>> begin Record extracts
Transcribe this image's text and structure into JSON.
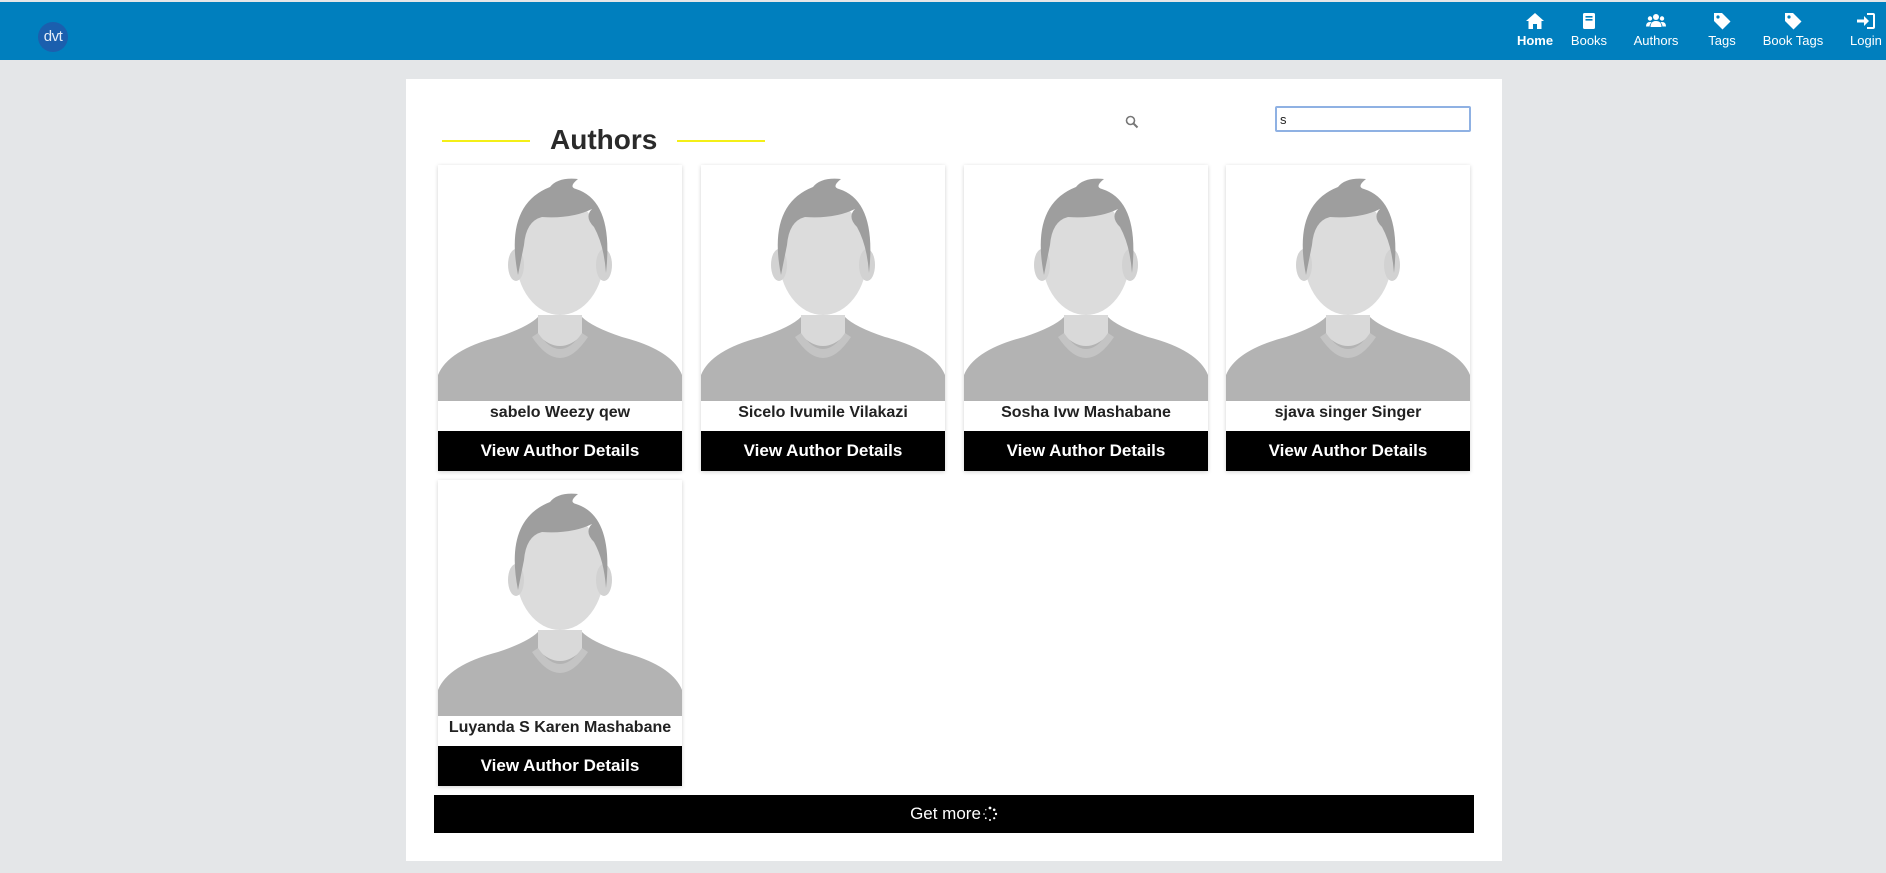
{
  "header": {
    "logo_text": "dvt",
    "brand_color": "#007fbe",
    "nav": [
      {
        "label": "Home",
        "icon": "home-icon",
        "active": true
      },
      {
        "label": "Books",
        "icon": "book-icon",
        "active": false
      },
      {
        "label": "Authors",
        "icon": "users-icon",
        "active": false
      },
      {
        "label": "Tags",
        "icon": "tag-icon",
        "active": false
      },
      {
        "label": "Book Tags",
        "icon": "tag-icon",
        "active": false
      },
      {
        "label": "Login",
        "icon": "sign-in-icon",
        "active": false
      }
    ]
  },
  "main": {
    "title": "Authors",
    "search": {
      "value": "s",
      "icon": "search-icon"
    },
    "authors": [
      {
        "name": "sabelo Weezy qew",
        "button": "View Author Details"
      },
      {
        "name": "Sicelo Ivumile Vilakazi",
        "button": "View Author Details"
      },
      {
        "name": "Sosha Ivw Mashabane",
        "button": "View Author Details"
      },
      {
        "name": "sjava singer Singer",
        "button": "View Author Details"
      },
      {
        "name": "Luyanda S Karen Mashabane",
        "button": "View Author Details"
      }
    ],
    "get_more_label": "Get more"
  }
}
>> end Record extracts
Task: Find the word "icon" in the entries, and copy every line it shows up in.

Solution below:
        "icon": "home-icon",
        "icon": "book-icon",
        "icon": "users-icon",
        "icon": "tag-icon",
        "icon": "tag-icon",
        "icon": "sign-in-icon",
      "icon": "search-icon"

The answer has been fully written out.